#### WHAT THE TASK REQUIRES:
Using the listing below, copy every line that mentions "this".

#### SOURCE DATA:
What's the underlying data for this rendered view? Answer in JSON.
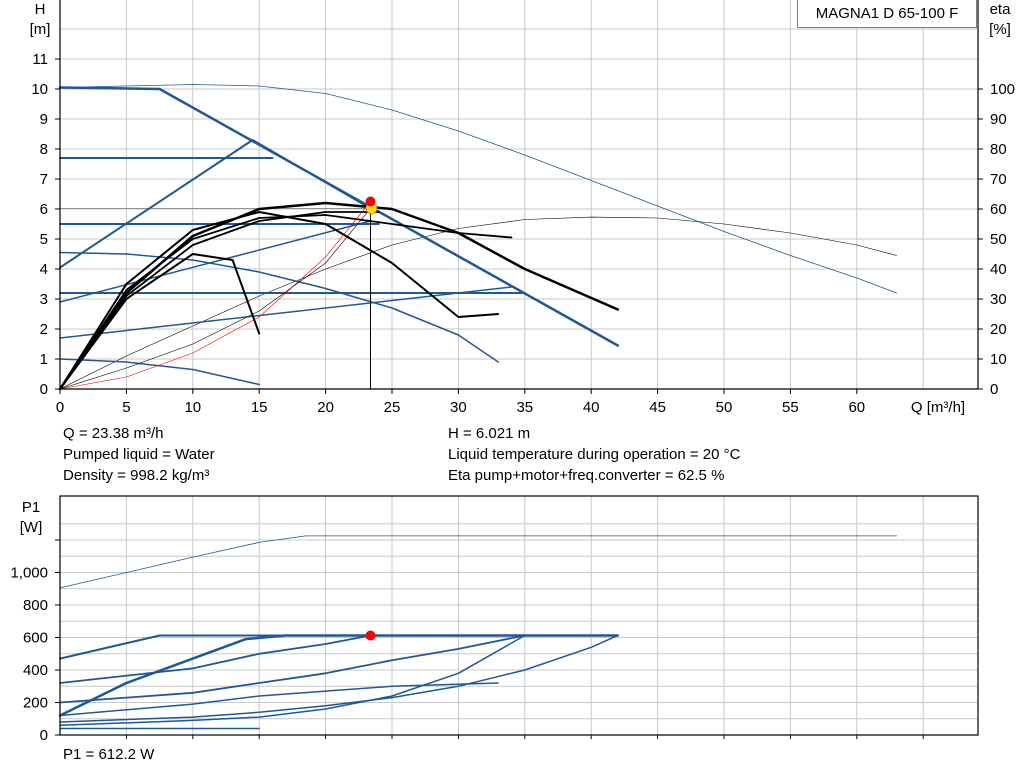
{
  "model": "MAGNA1 D 65-100 F",
  "operating_point": {
    "q_text": "Q = 23.38 m³/h",
    "h_text": "H = 6.021 m",
    "liquid_text": "Pumped liquid = Water",
    "temp_text": "Liquid temperature during operation = 20 °C",
    "density_text": "Density = 998.2 kg/m³",
    "eta_text": "Eta pump+motor+freq.converter = 62.5 %",
    "p1_text": "P1 = 612.2 W"
  },
  "colors": {
    "curve_blue": "#1f5896",
    "black": "#000000",
    "duty_red": "#ff0000",
    "duty_yellow": "#ffe000",
    "grid": "#c8c8c8"
  },
  "chart_data": [
    {
      "type": "line",
      "title": "",
      "xlabel": "Q [m³/h]",
      "ylabel_left": "H\n[m]",
      "ylabel_right": "eta\n[%]",
      "xlim": [
        0,
        69
      ],
      "ylim_left": [
        0,
        13
      ],
      "ylim_right": [
        0,
        130
      ],
      "x_ticks": [
        0,
        5,
        10,
        15,
        20,
        25,
        30,
        35,
        40,
        45,
        50,
        55,
        60
      ],
      "y_ticks_left": [
        0,
        1,
        2,
        3,
        4,
        5,
        6,
        7,
        8,
        9,
        10,
        11
      ],
      "y_ticks_right": [
        0,
        10,
        20,
        30,
        40,
        50,
        60,
        70,
        80,
        90,
        100
      ],
      "grid": true,
      "series": [
        {
          "role": "max_curve",
          "color": "#1f5896",
          "width": 0.8,
          "points": [
            [
              0,
              10.05
            ],
            [
              5,
              10.1
            ],
            [
              10,
              10.15
            ],
            [
              15,
              10.1
            ],
            [
              20,
              9.85
            ],
            [
              25,
              9.3
            ],
            [
              30,
              8.6
            ],
            [
              35,
              7.8
            ],
            [
              40,
              6.95
            ],
            [
              45,
              6.1
            ],
            [
              50,
              5.25
            ],
            [
              55,
              4.45
            ],
            [
              60,
              3.7
            ],
            [
              63,
              3.2
            ]
          ]
        },
        {
          "role": "eta_max",
          "color": "#000000",
          "width": 0.6,
          "axis": "right",
          "points": [
            [
              0,
              0
            ],
            [
              5,
              11
            ],
            [
              10,
              21
            ],
            [
              15,
              31
            ],
            [
              20,
              40
            ],
            [
              25,
              48
            ],
            [
              30,
              53.5
            ],
            [
              35,
              56.5
            ],
            [
              40,
              57.3
            ],
            [
              45,
              57
            ],
            [
              50,
              55
            ],
            [
              55,
              52
            ],
            [
              60,
              48
            ],
            [
              63,
              44.5
            ]
          ]
        },
        {
          "role": "prop_pressure",
          "color": "#1f5896",
          "width": 2.5,
          "points": [
            [
              0,
              10.05
            ],
            [
              7.5,
              10
            ],
            [
              42,
              1.45
            ]
          ]
        },
        {
          "role": "const_pressure",
          "color": "#1f5896",
          "width": 2,
          "points": [
            [
              0,
              7.7
            ],
            [
              16,
              7.7
            ]
          ]
        },
        {
          "role": "const_pressure",
          "color": "#1f5896",
          "width": 2,
          "points": [
            [
              0,
              5.5
            ],
            [
              24,
              5.5
            ]
          ]
        },
        {
          "role": "const_pressure",
          "color": "#1f5896",
          "width": 2,
          "points": [
            [
              0,
              3.2
            ],
            [
              35,
              3.2
            ]
          ]
        },
        {
          "role": "prop_line",
          "color": "#1f5896",
          "width": 2,
          "points": [
            [
              0,
              4.05
            ],
            [
              14.5,
              8.3
            ],
            [
              23.38,
              6.021
            ]
          ]
        },
        {
          "role": "prop_line",
          "color": "#1f5896",
          "width": 1.5,
          "points": [
            [
              0,
              2.9
            ],
            [
              23.38,
              5.6
            ]
          ]
        },
        {
          "role": "prop_line",
          "color": "#1f5896",
          "width": 1.5,
          "points": [
            [
              0,
              1.7
            ],
            [
              34,
              3.4
            ]
          ]
        },
        {
          "role": "const_curve",
          "color": "#1f5896",
          "width": 1.5,
          "points": [
            [
              0,
              4.55
            ],
            [
              5,
              4.5
            ],
            [
              10,
              4.3
            ],
            [
              15,
              3.9
            ],
            [
              20,
              3.35
            ],
            [
              25,
              2.7
            ],
            [
              30,
              1.8
            ],
            [
              33,
              0.9
            ]
          ]
        },
        {
          "role": "const_curve",
          "color": "#1f5896",
          "width": 1.5,
          "points": [
            [
              0,
              1
            ],
            [
              5,
              0.9
            ],
            [
              10,
              0.65
            ],
            [
              15,
              0.15
            ]
          ]
        },
        {
          "role": "pump_curve",
          "color": "#000000",
          "width": 2.5,
          "points": [
            [
              0,
              0
            ],
            [
              5,
              3.2
            ],
            [
              10,
              5.1
            ],
            [
              15,
              6.0
            ],
            [
              20,
              6.2
            ],
            [
              25,
              6.0
            ],
            [
              30,
              5.2
            ],
            [
              35,
              4.0
            ],
            [
              42,
              2.65
            ]
          ]
        },
        {
          "role": "pump_curve",
          "color": "#000000",
          "width": 2,
          "points": [
            [
              0,
              0
            ],
            [
              5,
              3.5
            ],
            [
              10,
              5.3
            ],
            [
              15,
              5.9
            ],
            [
              20,
              5.5
            ],
            [
              25,
              4.2
            ],
            [
              30,
              2.4
            ],
            [
              33,
              2.5
            ]
          ]
        },
        {
          "role": "pump_curve",
          "color": "#000000",
          "width": 2,
          "points": [
            [
              0,
              0
            ],
            [
              5,
              3.0
            ],
            [
              10,
              4.5
            ],
            [
              13,
              4.3
            ],
            [
              15,
              1.85
            ]
          ]
        },
        {
          "role": "pump_curve",
          "color": "#000000",
          "width": 1.8,
          "points": [
            [
              0,
              0
            ],
            [
              5,
              3.3
            ],
            [
              10,
              5.0
            ],
            [
              15,
              5.7
            ],
            [
              20,
              5.8
            ],
            [
              25,
              5.5
            ],
            [
              30,
              5.2
            ],
            [
              34,
              5.05
            ]
          ]
        },
        {
          "role": "pump_curve",
          "color": "#000000",
          "width": 1.8,
          "points": [
            [
              0,
              0
            ],
            [
              5,
              3.1
            ],
            [
              10,
              4.8
            ],
            [
              15,
              5.6
            ],
            [
              20,
              5.9
            ],
            [
              24,
              5.9
            ]
          ]
        },
        {
          "role": "eta_curve",
          "color": "#ff0000",
          "width": 0.6,
          "axis": "right",
          "points": [
            [
              0,
              0
            ],
            [
              5,
              4
            ],
            [
              10,
              12
            ],
            [
              15,
              24
            ],
            [
              20,
              44
            ],
            [
              23.38,
              62.5
            ]
          ]
        },
        {
          "role": "system_curve",
          "color": "#000000",
          "width": 0.6,
          "points": [
            [
              0,
              0
            ],
            [
              5,
              0.7
            ],
            [
              10,
              1.5
            ],
            [
              15,
              2.6
            ],
            [
              20,
              4.2
            ],
            [
              23.38,
              6.021
            ]
          ]
        }
      ],
      "duty_point": {
        "q": 23.38,
        "h": 6.021,
        "eta": 62.5
      }
    },
    {
      "type": "line",
      "title": "",
      "xlabel": "",
      "ylabel_left": "P1\n[W]",
      "xlim": [
        0,
        69
      ],
      "ylim": [
        0,
        1400
      ],
      "y_ticks": [
        0,
        200,
        400,
        600,
        800,
        1000
      ],
      "y_tick_labels": [
        "0",
        "200",
        "400",
        "600",
        "800",
        "1,000"
      ],
      "grid": true,
      "series": [
        {
          "role": "max_power",
          "color": "#1f5896",
          "width": 0.8,
          "points": [
            [
              0,
              905
            ],
            [
              5,
              1000
            ],
            [
              10,
              1095
            ],
            [
              15,
              1185
            ],
            [
              18.5,
              1225
            ],
            [
              30,
              1225
            ],
            [
              60,
              1225
            ],
            [
              63,
              1225
            ]
          ]
        },
        {
          "role": "power",
          "color": "#1f5896",
          "width": 2.5,
          "points": [
            [
              0,
              120
            ],
            [
              5,
              320
            ],
            [
              10,
              470
            ],
            [
              14,
              590
            ],
            [
              17,
              612
            ],
            [
              42,
              612
            ]
          ]
        },
        {
          "role": "power",
          "color": "#1f5896",
          "width": 2,
          "points": [
            [
              0,
              470
            ],
            [
              7.5,
              612
            ],
            [
              42,
              612
            ]
          ]
        },
        {
          "role": "power",
          "color": "#1f5896",
          "width": 1.8,
          "points": [
            [
              0,
              320
            ],
            [
              10,
              410
            ],
            [
              15,
              500
            ],
            [
              20,
              560
            ],
            [
              23.38,
              612
            ]
          ]
        },
        {
          "role": "power",
          "color": "#1f5896",
          "width": 1.8,
          "points": [
            [
              0,
              200
            ],
            [
              10,
              260
            ],
            [
              15,
              320
            ],
            [
              20,
              380
            ],
            [
              25,
              460
            ],
            [
              30,
              530
            ],
            [
              35,
              612
            ]
          ]
        },
        {
          "role": "power",
          "color": "#1f5896",
          "width": 1.5,
          "points": [
            [
              0,
              120
            ],
            [
              10,
              190
            ],
            [
              15,
              240
            ],
            [
              20,
              270
            ],
            [
              25,
              300
            ],
            [
              33,
              320
            ]
          ]
        },
        {
          "role": "power",
          "color": "#1f5896",
          "width": 1.5,
          "points": [
            [
              0,
              80
            ],
            [
              10,
              110
            ],
            [
              15,
              140
            ],
            [
              20,
              180
            ],
            [
              25,
              230
            ],
            [
              30,
              300
            ],
            [
              35,
              400
            ],
            [
              40,
              540
            ],
            [
              42,
              612
            ]
          ]
        },
        {
          "role": "power",
          "color": "#1f5896",
          "width": 1.5,
          "points": [
            [
              0,
              60
            ],
            [
              10,
              90
            ],
            [
              15,
              110
            ],
            [
              20,
              160
            ],
            [
              25,
              240
            ],
            [
              30,
              380
            ],
            [
              35,
              612
            ]
          ]
        },
        {
          "role": "power",
          "color": "#1f5896",
          "width": 1.5,
          "points": [
            [
              0,
              40
            ],
            [
              5,
              40
            ],
            [
              10,
              40
            ],
            [
              15,
              40
            ]
          ]
        }
      ],
      "duty_point": {
        "q": 23.38,
        "p1": 612.2
      }
    }
  ]
}
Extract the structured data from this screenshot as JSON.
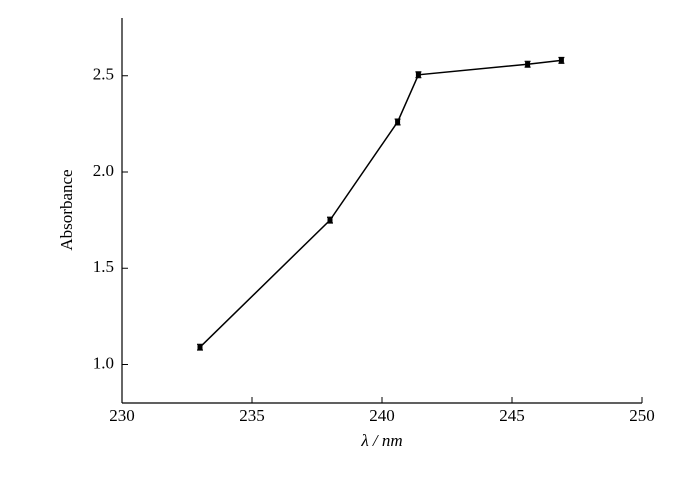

#### TASK SOLUTION:
What's the underlying data for this rendered view? Answer in JSON.
Extract the structured data from this screenshot as JSON.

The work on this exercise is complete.